_Do this:_ Return the whole listing exactly as it stands.

_Material for this exercise:_
● ● ● ● ● ● ●

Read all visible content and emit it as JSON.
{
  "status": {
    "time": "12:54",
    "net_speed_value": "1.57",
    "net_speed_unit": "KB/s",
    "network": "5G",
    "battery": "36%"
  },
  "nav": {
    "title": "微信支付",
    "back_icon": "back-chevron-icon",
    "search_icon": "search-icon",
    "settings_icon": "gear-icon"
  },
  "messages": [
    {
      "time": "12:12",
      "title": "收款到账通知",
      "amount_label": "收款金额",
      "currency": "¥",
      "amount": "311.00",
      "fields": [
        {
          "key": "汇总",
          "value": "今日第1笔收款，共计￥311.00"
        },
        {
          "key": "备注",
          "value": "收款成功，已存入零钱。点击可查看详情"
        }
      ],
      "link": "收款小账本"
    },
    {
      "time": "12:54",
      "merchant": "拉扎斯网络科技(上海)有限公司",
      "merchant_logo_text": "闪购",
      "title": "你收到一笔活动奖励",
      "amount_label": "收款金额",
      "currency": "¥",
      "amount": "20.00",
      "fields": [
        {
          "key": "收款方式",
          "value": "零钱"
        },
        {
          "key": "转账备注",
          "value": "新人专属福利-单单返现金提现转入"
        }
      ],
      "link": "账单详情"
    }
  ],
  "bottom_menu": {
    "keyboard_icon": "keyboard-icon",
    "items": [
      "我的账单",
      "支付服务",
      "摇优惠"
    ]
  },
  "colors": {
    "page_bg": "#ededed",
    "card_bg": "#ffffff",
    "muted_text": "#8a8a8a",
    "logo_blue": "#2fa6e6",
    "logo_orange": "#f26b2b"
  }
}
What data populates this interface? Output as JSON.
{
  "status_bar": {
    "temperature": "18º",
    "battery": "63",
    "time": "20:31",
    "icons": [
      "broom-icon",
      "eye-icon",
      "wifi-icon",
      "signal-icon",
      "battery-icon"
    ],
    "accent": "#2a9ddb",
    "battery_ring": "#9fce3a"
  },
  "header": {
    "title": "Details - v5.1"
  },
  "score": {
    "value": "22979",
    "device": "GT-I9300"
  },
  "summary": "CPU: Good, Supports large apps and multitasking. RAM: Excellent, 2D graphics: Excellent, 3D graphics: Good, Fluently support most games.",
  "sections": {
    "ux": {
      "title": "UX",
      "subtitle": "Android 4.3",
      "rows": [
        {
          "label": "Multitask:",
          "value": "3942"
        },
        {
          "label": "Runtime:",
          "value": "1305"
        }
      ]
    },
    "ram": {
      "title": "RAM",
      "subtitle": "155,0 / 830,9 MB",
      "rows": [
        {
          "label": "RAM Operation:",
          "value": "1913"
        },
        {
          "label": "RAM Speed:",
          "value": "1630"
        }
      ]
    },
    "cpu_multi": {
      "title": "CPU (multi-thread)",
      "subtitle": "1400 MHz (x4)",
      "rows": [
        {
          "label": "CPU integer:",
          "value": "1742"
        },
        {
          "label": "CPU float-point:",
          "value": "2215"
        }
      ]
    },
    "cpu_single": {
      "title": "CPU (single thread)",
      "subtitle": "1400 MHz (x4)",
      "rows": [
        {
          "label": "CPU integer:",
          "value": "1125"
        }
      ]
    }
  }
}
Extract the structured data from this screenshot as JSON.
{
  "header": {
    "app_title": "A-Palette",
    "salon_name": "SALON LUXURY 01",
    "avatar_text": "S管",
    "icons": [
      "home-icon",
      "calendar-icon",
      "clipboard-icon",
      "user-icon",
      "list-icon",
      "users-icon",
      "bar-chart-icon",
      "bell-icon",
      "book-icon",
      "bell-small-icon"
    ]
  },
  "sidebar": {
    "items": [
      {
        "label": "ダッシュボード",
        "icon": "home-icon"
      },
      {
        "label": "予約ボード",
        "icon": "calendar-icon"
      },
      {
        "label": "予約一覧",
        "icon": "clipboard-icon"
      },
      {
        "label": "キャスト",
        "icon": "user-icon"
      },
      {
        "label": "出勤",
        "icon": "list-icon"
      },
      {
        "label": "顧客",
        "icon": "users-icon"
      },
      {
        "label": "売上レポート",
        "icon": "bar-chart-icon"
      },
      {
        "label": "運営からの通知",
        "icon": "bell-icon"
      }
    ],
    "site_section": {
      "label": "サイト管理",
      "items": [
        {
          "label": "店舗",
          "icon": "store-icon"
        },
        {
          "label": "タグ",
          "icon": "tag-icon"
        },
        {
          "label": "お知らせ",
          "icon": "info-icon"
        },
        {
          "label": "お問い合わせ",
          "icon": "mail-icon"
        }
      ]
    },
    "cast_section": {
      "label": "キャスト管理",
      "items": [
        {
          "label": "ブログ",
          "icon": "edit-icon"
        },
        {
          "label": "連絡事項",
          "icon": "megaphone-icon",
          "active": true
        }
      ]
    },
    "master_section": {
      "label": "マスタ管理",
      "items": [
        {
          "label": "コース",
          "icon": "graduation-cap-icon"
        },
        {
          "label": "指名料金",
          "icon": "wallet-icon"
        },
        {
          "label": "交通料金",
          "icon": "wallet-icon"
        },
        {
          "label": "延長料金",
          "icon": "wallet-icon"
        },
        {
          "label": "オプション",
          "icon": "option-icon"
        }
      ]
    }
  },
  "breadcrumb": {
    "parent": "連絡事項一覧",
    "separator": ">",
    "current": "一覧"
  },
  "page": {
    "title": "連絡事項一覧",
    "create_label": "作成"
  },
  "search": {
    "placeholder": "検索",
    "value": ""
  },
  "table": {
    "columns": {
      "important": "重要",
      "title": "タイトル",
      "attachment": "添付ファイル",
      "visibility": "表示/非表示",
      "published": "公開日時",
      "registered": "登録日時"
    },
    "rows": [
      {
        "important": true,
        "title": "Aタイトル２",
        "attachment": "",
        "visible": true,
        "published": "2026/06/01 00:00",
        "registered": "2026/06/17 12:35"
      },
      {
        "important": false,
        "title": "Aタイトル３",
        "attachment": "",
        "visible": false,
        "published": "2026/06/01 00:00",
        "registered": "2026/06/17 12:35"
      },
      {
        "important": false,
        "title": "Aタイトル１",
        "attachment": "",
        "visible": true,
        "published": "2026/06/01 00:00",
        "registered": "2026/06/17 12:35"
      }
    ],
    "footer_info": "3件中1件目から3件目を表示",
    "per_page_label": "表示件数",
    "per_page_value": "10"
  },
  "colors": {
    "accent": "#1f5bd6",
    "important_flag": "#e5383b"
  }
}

● ● ● ● ● ● ●

_Output of the exercise:_
Read all visible content and emit it as JSON.
{
  "status": {
    "time": "12:54",
    "net_speed_value": "1.57",
    "net_speed_unit": "KB/s",
    "network": "5G",
    "battery": "36%"
  },
  "nav": {
    "title": "微信支付",
    "back_icon": "back-chevron-icon",
    "search_icon": "search-icon",
    "settings_icon": "gear-icon"
  },
  "messages": [
    {
      "time": "12:12",
      "title": "收款到账通知",
      "amount_label": "收款金额",
      "currency": "¥",
      "amount": "311.00",
      "fields": [
        {
          "key": "汇总",
          "value": "今日第1笔收款，共计￥311.00"
        },
        {
          "key": "备注",
          "value": "收款成功，已存入零钱。点击可查看详情"
        }
      ],
      "link": "收款小账本"
    },
    {
      "time": "12:54",
      "merchant": "拉扎斯网络科技(上海)有限公司",
      "merchant_logo_text": "闪购",
      "title": "你收到一笔活动奖励",
      "amount_label": "收款金额",
      "currency": "¥",
      "amount": "20.00",
      "fields": [
        {
          "key": "收款方式",
          "value": "零钱"
        },
        {
          "key": "转账备注",
          "value": "新人专属福利-单单返现金提现转入"
        }
      ],
      "link": "账单详情"
    }
  ],
  "bottom_menu": {
    "keyboard_icon": "keyboard-icon",
    "items": [
      "我的账单",
      "支付服务",
      "摇优惠"
    ]
  },
  "colors": {
    "page_bg": "#ededed",
    "card_bg": "#ffffff",
    "muted_text": "#8a8a8a",
    "logo_blue": "#2fa6e6",
    "logo_orange": "#f26b2b"
  }
}
What data populates this interface? Output as JSON.
{
  "status_bar": {
    "temperature": "18º",
    "battery": "63",
    "time": "20:31",
    "icons": [
      "broom-icon",
      "eye-icon",
      "wifi-icon",
      "signal-icon",
      "battery-icon"
    ],
    "accent": "#2a9ddb",
    "battery_ring": "#9fce3a"
  },
  "header": {
    "title": "Details - v5.1"
  },
  "score": {
    "value": "22979",
    "device": "GT-I9300"
  },
  "summary": "CPU: Good, Supports large apps and multitasking. RAM: Excellent, 2D graphics: Excellent, 3D graphics: Good, Fluently support most games.",
  "sections": {
    "ux": {
      "title": "UX",
      "subtitle": "Android 4.3",
      "rows": [
        {
          "label": "Multitask:",
          "value": "3942"
        },
        {
          "label": "Runtime:",
          "value": "1305"
        }
      ]
    },
    "ram": {
      "title": "RAM",
      "subtitle": "155,0 / 830,9 MB",
      "rows": [
        {
          "label": "RAM Operation:",
          "value": "1913"
        },
        {
          "label": "RAM Speed:",
          "value": "1630"
        }
      ]
    },
    "cpu_multi": {
      "title": "CPU (multi-thread)",
      "subtitle": "1400 MHz (x4)",
      "rows": [
        {
          "label": "CPU integer:",
          "value": "1742"
        },
        {
          "label": "CPU float-point:",
          "value": "2215"
        }
      ]
    },
    "cpu_single": {
      "title": "CPU (single thread)",
      "subtitle": "1400 MHz (x4)",
      "rows": [
        {
          "label": "CPU integer:",
          "value": "1125"
        }
      ]
    }
  }
}
Extract the structured data from this screenshot as JSON.
{
  "header": {
    "app_title": "A-Palette",
    "salon_name": "SALON LUXURY 01",
    "avatar_text": "S管",
    "icons": [
      "home-icon",
      "calendar-icon",
      "clipboard-icon",
      "user-icon",
      "list-icon",
      "users-icon",
      "bar-chart-icon",
      "bell-icon",
      "book-icon",
      "bell-small-icon"
    ]
  },
  "sidebar": {
    "items": [
      {
        "label": "ダッシュボード",
        "icon": "home-icon"
      },
      {
        "label": "予約ボード",
        "icon": "calendar-icon"
      },
      {
        "label": "予約一覧",
        "icon": "clipboard-icon"
      },
      {
        "label": "キャスト",
        "icon": "user-icon"
      },
      {
        "label": "出勤",
        "icon": "list-icon"
      },
      {
        "label": "顧客",
        "icon": "users-icon"
      },
      {
        "label": "売上レポート",
        "icon": "bar-chart-icon"
      },
      {
        "label": "運営からの通知",
        "icon": "bell-icon"
      }
    ],
    "site_section": {
      "label": "サイト管理",
      "items": [
        {
          "label": "店舗",
          "icon": "store-icon"
        },
        {
          "label": "タグ",
          "icon": "tag-icon"
        },
        {
          "label": "お知らせ",
          "icon": "info-icon"
        },
        {
          "label": "お問い合わせ",
          "icon": "mail-icon"
        }
      ]
    },
    "cast_section": {
      "label": "キャスト管理",
      "items": [
        {
          "label": "ブログ",
          "icon": "edit-icon"
        },
        {
          "label": "連絡事項",
          "icon": "megaphone-icon",
          "active": true
        }
      ]
    },
    "master_section": {
      "label": "マスタ管理",
      "items": [
        {
          "label": "コース",
          "icon": "graduation-cap-icon"
        },
        {
          "label": "指名料金",
          "icon": "wallet-icon"
        },
        {
          "label": "交通料金",
          "icon": "wallet-icon"
        },
        {
          "label": "延長料金",
          "icon": "wallet-icon"
        },
        {
          "label": "オプション",
          "icon": "option-icon"
        }
      ]
    }
  },
  "breadcrumb": {
    "parent": "連絡事項一覧",
    "separator": ">",
    "current": "一覧"
  },
  "page": {
    "title": "連絡事項一覧",
    "create_label": "作成"
  },
  "search": {
    "placeholder": "検索",
    "value": ""
  },
  "table": {
    "columns": {
      "important": "重要",
      "title": "タイトル",
      "attachment": "添付ファイル",
      "visibility": "表示/非表示",
      "published": "公開日時",
      "registered": "登録日時"
    },
    "rows": [
      {
        "important": true,
        "title": "Aタイトル２",
        "attachment": "",
        "visible": true,
        "published": "2026/06/01 00:00",
        "registered": "2026/06/17 12:35"
      },
      {
        "important": false,
        "title": "Aタイトル３",
        "attachment": "",
        "visible": false,
        "published": "2026/06/01 00:00",
        "registered": "2026/06/17 12:35"
      },
      {
        "important": false,
        "title": "Aタイトル１",
        "attachment": "",
        "visible": true,
        "published": "2026/06/01 00:00",
        "registered": "2026/06/17 12:35"
      }
    ],
    "footer_info": "3件中1件目から3件目を表示",
    "per_page_label": "表示件数",
    "per_page_value": "10"
  },
  "colors": {
    "accent": "#1f5bd6",
    "important_flag": "#e5383b"
  }
}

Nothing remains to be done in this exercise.